Page excerpt:

-----

Lessons from a $1+M write down of a startup investment

This article was first published on Der Shing’s Blog.

Frequent readers, friends who know us, or fellow members of AngelCentral will know that Shao-Ning & I are careful risk-takers. We don’t just think of upside but rather deliberate methodically before investing and we also have parameters and systems set up for our investments so that we get to the right risk-reward we want.

Recently, we had to write down an angel investment that was on paper a multi-bagger and which was worth >$1M on paper if we sold it.  Please don’t ask us which startup as it is not professional to reveal. The entire area in which this startup operates obviously was badly hit by covid.

Anyway, the point of this post is not to gripe about the painful paper loss, rather it is to share that this setback actually validates what we have been teaching and practicing for angel investing.

So here’s a recap.

-----

Problem requirements:
Continue the blog post on the write-down of an angel investment after its last sentence, "So here's a recap." The material that comes next is separate from this blog post.

-----

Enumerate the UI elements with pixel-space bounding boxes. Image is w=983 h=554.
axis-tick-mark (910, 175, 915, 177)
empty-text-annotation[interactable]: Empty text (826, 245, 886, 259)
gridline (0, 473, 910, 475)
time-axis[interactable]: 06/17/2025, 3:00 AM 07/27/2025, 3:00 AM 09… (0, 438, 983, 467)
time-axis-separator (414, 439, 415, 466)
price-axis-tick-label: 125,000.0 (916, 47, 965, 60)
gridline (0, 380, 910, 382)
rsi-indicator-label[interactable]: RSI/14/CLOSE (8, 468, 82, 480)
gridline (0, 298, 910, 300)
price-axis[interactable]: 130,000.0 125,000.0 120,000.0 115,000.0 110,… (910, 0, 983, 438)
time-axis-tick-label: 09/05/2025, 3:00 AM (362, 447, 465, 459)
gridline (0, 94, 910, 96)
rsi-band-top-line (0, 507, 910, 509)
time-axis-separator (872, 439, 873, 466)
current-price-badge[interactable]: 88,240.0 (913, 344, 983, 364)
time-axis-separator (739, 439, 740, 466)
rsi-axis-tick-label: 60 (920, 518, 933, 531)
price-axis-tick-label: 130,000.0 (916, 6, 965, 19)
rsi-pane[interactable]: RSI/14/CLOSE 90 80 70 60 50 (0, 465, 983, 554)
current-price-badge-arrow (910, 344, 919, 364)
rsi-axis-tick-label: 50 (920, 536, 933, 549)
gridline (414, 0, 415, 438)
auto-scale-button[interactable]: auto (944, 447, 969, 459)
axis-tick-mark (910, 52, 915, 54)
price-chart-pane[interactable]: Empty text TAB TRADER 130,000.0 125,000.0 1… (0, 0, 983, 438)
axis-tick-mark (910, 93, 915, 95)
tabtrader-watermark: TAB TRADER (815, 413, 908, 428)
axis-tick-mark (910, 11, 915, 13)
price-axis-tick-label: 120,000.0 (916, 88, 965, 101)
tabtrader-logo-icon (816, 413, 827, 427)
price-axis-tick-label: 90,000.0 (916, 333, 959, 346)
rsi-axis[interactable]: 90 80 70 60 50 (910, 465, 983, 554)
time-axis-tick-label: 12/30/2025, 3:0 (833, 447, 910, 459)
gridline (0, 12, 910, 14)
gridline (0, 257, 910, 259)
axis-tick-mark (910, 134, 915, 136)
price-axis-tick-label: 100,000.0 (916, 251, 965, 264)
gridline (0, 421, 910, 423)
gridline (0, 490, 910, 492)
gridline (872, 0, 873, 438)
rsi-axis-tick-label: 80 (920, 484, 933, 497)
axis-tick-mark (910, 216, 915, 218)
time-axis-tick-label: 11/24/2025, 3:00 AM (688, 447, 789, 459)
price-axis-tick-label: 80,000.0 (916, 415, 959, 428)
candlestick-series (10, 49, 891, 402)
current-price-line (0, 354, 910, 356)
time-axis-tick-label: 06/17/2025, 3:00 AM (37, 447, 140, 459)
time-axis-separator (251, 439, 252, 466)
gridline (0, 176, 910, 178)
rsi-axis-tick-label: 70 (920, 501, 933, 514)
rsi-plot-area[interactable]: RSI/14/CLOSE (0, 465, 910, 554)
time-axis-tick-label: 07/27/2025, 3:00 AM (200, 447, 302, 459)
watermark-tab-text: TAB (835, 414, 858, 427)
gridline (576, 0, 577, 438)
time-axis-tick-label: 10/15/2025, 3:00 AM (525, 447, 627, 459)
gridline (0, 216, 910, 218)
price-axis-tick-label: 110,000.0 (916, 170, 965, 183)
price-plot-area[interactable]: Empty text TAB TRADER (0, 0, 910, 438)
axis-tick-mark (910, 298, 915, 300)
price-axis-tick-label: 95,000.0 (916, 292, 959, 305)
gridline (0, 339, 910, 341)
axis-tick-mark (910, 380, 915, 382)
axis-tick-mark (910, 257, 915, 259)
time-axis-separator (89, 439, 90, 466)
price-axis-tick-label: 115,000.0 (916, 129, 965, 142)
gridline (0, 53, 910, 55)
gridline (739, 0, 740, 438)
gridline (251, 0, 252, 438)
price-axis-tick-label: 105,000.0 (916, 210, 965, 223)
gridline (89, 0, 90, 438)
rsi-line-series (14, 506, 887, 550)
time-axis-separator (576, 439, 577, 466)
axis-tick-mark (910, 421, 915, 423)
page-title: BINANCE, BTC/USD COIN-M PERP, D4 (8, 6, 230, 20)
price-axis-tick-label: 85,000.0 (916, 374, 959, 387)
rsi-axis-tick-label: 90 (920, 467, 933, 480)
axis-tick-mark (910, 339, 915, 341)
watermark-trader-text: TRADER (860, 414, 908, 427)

-----

Answer for this exercise:
1) Bite sizing matters

We have a cap of about $200K per startup and have increasingly standardized first and follow-on bite sizes. By not being greedy and following round after round on winners, we prevent any overly painful loss when there is a need to write down. Of course, the bite must still hurt if lost but it should never kill you. The only time you invest all in for something is when it is your startup.

2) Diversification matters

We set a goal of 4-6 startups a year with a target of 25 every 5-6 years. Each set of 25 can be viewed like a VC portfolio and we hope for 1-2 big winners that pay for everything and account for the 3X return after 10 years. During the holding period, some will grow and die. But our thesis is to never sell until the founder sells. This last point does merit further debate since technically portfolio returns can be even better if we sold out and realized the 1+M profit. But then what if this is the startup that goes on to grow 5X or 10X from here?

On a broader portfolio level, diversification also means don’t overinvest in any one asset class. Startup investing whether as an Angel or via VCs should not exceed 10% of what you have. If you are super on, then not more than 25%. And if you have a lot sitting in startups, please invest in blue chips, property, bonds, and other much safer instruments for the rest of your portfolio.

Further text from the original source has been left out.